- [Provided data]
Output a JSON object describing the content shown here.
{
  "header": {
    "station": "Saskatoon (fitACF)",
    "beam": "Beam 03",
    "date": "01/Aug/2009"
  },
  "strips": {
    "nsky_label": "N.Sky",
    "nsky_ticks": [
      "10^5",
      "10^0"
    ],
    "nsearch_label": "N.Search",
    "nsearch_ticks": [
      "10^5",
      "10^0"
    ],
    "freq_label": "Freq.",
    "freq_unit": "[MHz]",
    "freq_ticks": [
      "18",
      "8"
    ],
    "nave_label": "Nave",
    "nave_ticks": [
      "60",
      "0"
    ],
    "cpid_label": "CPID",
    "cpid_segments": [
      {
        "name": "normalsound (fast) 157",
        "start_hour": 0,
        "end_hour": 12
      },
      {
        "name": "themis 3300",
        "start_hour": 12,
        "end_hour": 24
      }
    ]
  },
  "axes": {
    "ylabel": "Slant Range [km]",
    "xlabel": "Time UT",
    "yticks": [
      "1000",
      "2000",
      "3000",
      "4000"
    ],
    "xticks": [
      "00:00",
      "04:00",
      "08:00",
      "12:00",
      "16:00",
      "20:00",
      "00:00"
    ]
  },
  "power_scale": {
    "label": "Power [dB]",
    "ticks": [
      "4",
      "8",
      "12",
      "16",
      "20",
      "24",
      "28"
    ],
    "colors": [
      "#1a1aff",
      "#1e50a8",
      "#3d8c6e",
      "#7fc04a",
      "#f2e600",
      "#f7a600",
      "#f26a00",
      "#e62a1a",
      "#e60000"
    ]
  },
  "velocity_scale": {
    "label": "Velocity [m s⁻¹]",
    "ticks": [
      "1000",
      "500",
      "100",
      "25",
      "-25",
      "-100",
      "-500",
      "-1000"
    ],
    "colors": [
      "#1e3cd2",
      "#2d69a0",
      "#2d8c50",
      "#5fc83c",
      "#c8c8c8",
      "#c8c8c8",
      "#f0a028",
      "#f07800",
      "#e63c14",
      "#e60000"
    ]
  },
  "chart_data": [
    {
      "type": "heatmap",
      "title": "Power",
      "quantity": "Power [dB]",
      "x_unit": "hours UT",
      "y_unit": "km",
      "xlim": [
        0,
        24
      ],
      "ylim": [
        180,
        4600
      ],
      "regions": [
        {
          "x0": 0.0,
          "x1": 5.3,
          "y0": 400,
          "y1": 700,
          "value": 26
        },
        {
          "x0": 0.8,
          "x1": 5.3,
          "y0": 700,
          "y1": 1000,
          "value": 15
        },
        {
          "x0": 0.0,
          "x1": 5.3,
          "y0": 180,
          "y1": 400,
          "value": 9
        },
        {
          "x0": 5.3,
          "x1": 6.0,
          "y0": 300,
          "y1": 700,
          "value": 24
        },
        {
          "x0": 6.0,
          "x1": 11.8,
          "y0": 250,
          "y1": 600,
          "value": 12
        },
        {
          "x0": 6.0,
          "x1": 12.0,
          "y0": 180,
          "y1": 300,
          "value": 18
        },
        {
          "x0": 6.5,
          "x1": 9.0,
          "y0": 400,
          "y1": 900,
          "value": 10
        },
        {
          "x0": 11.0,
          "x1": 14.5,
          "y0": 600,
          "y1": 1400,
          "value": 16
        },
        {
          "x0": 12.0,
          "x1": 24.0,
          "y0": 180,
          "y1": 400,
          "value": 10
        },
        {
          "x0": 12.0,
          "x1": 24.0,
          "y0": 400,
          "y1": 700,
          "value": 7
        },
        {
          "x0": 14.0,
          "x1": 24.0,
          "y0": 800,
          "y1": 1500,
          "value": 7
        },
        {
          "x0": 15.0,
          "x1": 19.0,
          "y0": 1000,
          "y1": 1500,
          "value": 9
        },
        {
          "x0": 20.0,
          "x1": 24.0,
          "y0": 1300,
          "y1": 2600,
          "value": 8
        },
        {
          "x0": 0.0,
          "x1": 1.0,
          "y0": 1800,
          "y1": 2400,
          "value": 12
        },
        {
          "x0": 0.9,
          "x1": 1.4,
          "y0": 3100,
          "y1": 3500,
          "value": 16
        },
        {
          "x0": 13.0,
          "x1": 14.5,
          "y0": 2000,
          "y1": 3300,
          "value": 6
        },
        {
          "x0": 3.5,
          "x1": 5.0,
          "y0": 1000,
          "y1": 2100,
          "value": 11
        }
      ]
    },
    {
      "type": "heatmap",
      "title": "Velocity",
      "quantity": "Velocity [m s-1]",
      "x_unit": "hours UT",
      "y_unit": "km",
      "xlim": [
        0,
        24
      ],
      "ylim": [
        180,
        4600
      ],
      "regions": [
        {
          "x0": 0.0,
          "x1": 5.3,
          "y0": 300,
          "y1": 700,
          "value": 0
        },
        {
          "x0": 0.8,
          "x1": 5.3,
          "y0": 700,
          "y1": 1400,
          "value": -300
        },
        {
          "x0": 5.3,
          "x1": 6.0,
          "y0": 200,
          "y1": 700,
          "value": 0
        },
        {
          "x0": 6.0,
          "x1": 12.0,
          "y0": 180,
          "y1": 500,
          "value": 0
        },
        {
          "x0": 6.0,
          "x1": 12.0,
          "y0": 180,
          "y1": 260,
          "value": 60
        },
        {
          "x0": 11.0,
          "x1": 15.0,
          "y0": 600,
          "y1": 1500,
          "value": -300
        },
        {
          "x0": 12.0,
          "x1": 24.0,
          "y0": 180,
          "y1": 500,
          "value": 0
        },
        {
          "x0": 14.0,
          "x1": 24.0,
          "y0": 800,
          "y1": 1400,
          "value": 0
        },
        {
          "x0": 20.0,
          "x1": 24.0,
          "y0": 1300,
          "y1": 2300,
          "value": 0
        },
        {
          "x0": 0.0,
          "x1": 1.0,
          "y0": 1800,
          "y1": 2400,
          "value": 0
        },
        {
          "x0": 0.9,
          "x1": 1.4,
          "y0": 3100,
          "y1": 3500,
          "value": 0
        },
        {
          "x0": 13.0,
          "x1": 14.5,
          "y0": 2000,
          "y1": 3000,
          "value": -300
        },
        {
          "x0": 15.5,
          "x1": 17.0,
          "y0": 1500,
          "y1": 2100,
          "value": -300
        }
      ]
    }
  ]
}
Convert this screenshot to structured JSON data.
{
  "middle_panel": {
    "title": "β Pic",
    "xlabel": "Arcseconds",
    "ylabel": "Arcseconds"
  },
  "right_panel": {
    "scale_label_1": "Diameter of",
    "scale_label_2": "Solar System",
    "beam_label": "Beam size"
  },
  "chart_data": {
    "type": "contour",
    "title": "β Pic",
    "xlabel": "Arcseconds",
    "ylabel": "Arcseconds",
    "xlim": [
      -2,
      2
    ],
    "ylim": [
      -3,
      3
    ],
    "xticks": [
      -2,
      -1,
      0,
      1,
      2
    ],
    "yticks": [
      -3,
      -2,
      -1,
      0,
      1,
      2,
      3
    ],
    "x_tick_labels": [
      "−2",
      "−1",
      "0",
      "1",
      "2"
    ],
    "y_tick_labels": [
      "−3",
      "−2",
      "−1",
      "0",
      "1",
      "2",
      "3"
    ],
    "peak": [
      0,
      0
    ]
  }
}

- [Written task] Show the data once more, exactly as it was written.

- [Correct output]
Output a JSON object describing the content shown here.
{
  "header": {
    "station": "Saskatoon (fitACF)",
    "beam": "Beam 03",
    "date": "01/Aug/2009"
  },
  "strips": {
    "nsky_label": "N.Sky",
    "nsky_ticks": [
      "10^5",
      "10^0"
    ],
    "nsearch_label": "N.Search",
    "nsearch_ticks": [
      "10^5",
      "10^0"
    ],
    "freq_label": "Freq.",
    "freq_unit": "[MHz]",
    "freq_ticks": [
      "18",
      "8"
    ],
    "nave_label": "Nave",
    "nave_ticks": [
      "60",
      "0"
    ],
    "cpid_label": "CPID",
    "cpid_segments": [
      {
        "name": "normalsound (fast) 157",
        "start_hour": 0,
        "end_hour": 12
      },
      {
        "name": "themis 3300",
        "start_hour": 12,
        "end_hour": 24
      }
    ]
  },
  "axes": {
    "ylabel": "Slant Range [km]",
    "xlabel": "Time UT",
    "yticks": [
      "1000",
      "2000",
      "3000",
      "4000"
    ],
    "xticks": [
      "00:00",
      "04:00",
      "08:00",
      "12:00",
      "16:00",
      "20:00",
      "00:00"
    ]
  },
  "power_scale": {
    "label": "Power [dB]",
    "ticks": [
      "4",
      "8",
      "12",
      "16",
      "20",
      "24",
      "28"
    ],
    "colors": [
      "#1a1aff",
      "#1e50a8",
      "#3d8c6e",
      "#7fc04a",
      "#f2e600",
      "#f7a600",
      "#f26a00",
      "#e62a1a",
      "#e60000"
    ]
  },
  "velocity_scale": {
    "label": "Velocity [m s⁻¹]",
    "ticks": [
      "1000",
      "500",
      "100",
      "25",
      "-25",
      "-100",
      "-500",
      "-1000"
    ],
    "colors": [
      "#1e3cd2",
      "#2d69a0",
      "#2d8c50",
      "#5fc83c",
      "#c8c8c8",
      "#c8c8c8",
      "#f0a028",
      "#f07800",
      "#e63c14",
      "#e60000"
    ]
  },
  "chart_data": [
    {
      "type": "heatmap",
      "title": "Power",
      "quantity": "Power [dB]",
      "x_unit": "hours UT",
      "y_unit": "km",
      "xlim": [
        0,
        24
      ],
      "ylim": [
        180,
        4600
      ],
      "regions": [
        {
          "x0": 0.0,
          "x1": 5.3,
          "y0": 400,
          "y1": 700,
          "value": 26
        },
        {
          "x0": 0.8,
          "x1": 5.3,
          "y0": 700,
          "y1": 1000,
          "value": 15
        },
        {
          "x0": 0.0,
          "x1": 5.3,
          "y0": 180,
          "y1": 400,
          "value": 9
        },
        {
          "x0": 5.3,
          "x1": 6.0,
          "y0": 300,
          "y1": 700,
          "value": 24
        },
        {
          "x0": 6.0,
          "x1": 11.8,
          "y0": 250,
          "y1": 600,
          "value": 12
        },
        {
          "x0": 6.0,
          "x1": 12.0,
          "y0": 180,
          "y1": 300,
          "value": 18
        },
        {
          "x0": 6.5,
          "x1": 9.0,
          "y0": 400,
          "y1": 900,
          "value": 10
        },
        {
          "x0": 11.0,
          "x1": 14.5,
          "y0": 600,
          "y1": 1400,
          "value": 16
        },
        {
          "x0": 12.0,
          "x1": 24.0,
          "y0": 180,
          "y1": 400,
          "value": 10
        },
        {
          "x0": 12.0,
          "x1": 24.0,
          "y0": 400,
          "y1": 700,
          "value": 7
        },
        {
          "x0": 14.0,
          "x1": 24.0,
          "y0": 800,
          "y1": 1500,
          "value": 7
        },
        {
          "x0": 15.0,
          "x1": 19.0,
          "y0": 1000,
          "y1": 1500,
          "value": 9
        },
        {
          "x0": 20.0,
          "x1": 24.0,
          "y0": 1300,
          "y1": 2600,
          "value": 8
        },
        {
          "x0": 0.0,
          "x1": 1.0,
          "y0": 1800,
          "y1": 2400,
          "value": 12
        },
        {
          "x0": 0.9,
          "x1": 1.4,
          "y0": 3100,
          "y1": 3500,
          "value": 16
        },
        {
          "x0": 13.0,
          "x1": 14.5,
          "y0": 2000,
          "y1": 3300,
          "value": 6
        },
        {
          "x0": 3.5,
          "x1": 5.0,
          "y0": 1000,
          "y1": 2100,
          "value": 11
        }
      ]
    },
    {
      "type": "heatmap",
      "title": "Velocity",
      "quantity": "Velocity [m s-1]",
      "x_unit": "hours UT",
      "y_unit": "km",
      "xlim": [
        0,
        24
      ],
      "ylim": [
        180,
        4600
      ],
      "regions": [
        {
          "x0": 0.0,
          "x1": 5.3,
          "y0": 300,
          "y1": 700,
          "value": 0
        },
        {
          "x0": 0.8,
          "x1": 5.3,
          "y0": 700,
          "y1": 1400,
          "value": -300
        },
        {
          "x0": 5.3,
          "x1": 6.0,
          "y0": 200,
          "y1": 700,
          "value": 0
        },
        {
          "x0": 6.0,
          "x1": 12.0,
          "y0": 180,
          "y1": 500,
          "value": 0
        },
        {
          "x0": 6.0,
          "x1": 12.0,
          "y0": 180,
          "y1": 260,
          "value": 60
        },
        {
          "x0": 11.0,
          "x1": 15.0,
          "y0": 600,
          "y1": 1500,
          "value": -300
        },
        {
          "x0": 12.0,
          "x1": 24.0,
          "y0": 180,
          "y1": 500,
          "value": 0
        },
        {
          "x0": 14.0,
          "x1": 24.0,
          "y0": 800,
          "y1": 1400,
          "value": 0
        },
        {
          "x0": 20.0,
          "x1": 24.0,
          "y0": 1300,
          "y1": 2300,
          "value": 0
        },
        {
          "x0": 0.0,
          "x1": 1.0,
          "y0": 1800,
          "y1": 2400,
          "value": 0
        },
        {
          "x0": 0.9,
          "x1": 1.4,
          "y0": 3100,
          "y1": 3500,
          "value": 0
        },
        {
          "x0": 13.0,
          "x1": 14.5,
          "y0": 2000,
          "y1": 3000,
          "value": -300
        },
        {
          "x0": 15.5,
          "x1": 17.0,
          "y0": 1500,
          "y1": 2100,
          "value": -300
        }
      ]
    }
  ]
}
Convert this screenshot to structured JSON data.
{
  "middle_panel": {
    "title": "β Pic",
    "xlabel": "Arcseconds",
    "ylabel": "Arcseconds"
  },
  "right_panel": {
    "scale_label_1": "Diameter of",
    "scale_label_2": "Solar System",
    "beam_label": "Beam size"
  },
  "chart_data": {
    "type": "contour",
    "title": "β Pic",
    "xlabel": "Arcseconds",
    "ylabel": "Arcseconds",
    "xlim": [
      -2,
      2
    ],
    "ylim": [
      -3,
      3
    ],
    "xticks": [
      -2,
      -1,
      0,
      1,
      2
    ],
    "yticks": [
      -3,
      -2,
      -1,
      0,
      1,
      2,
      3
    ],
    "x_tick_labels": [
      "−2",
      "−1",
      "0",
      "1",
      "2"
    ],
    "y_tick_labels": [
      "−3",
      "−2",
      "−1",
      "0",
      "1",
      "2",
      "3"
    ],
    "peak": [
      0,
      0
    ]
  }
}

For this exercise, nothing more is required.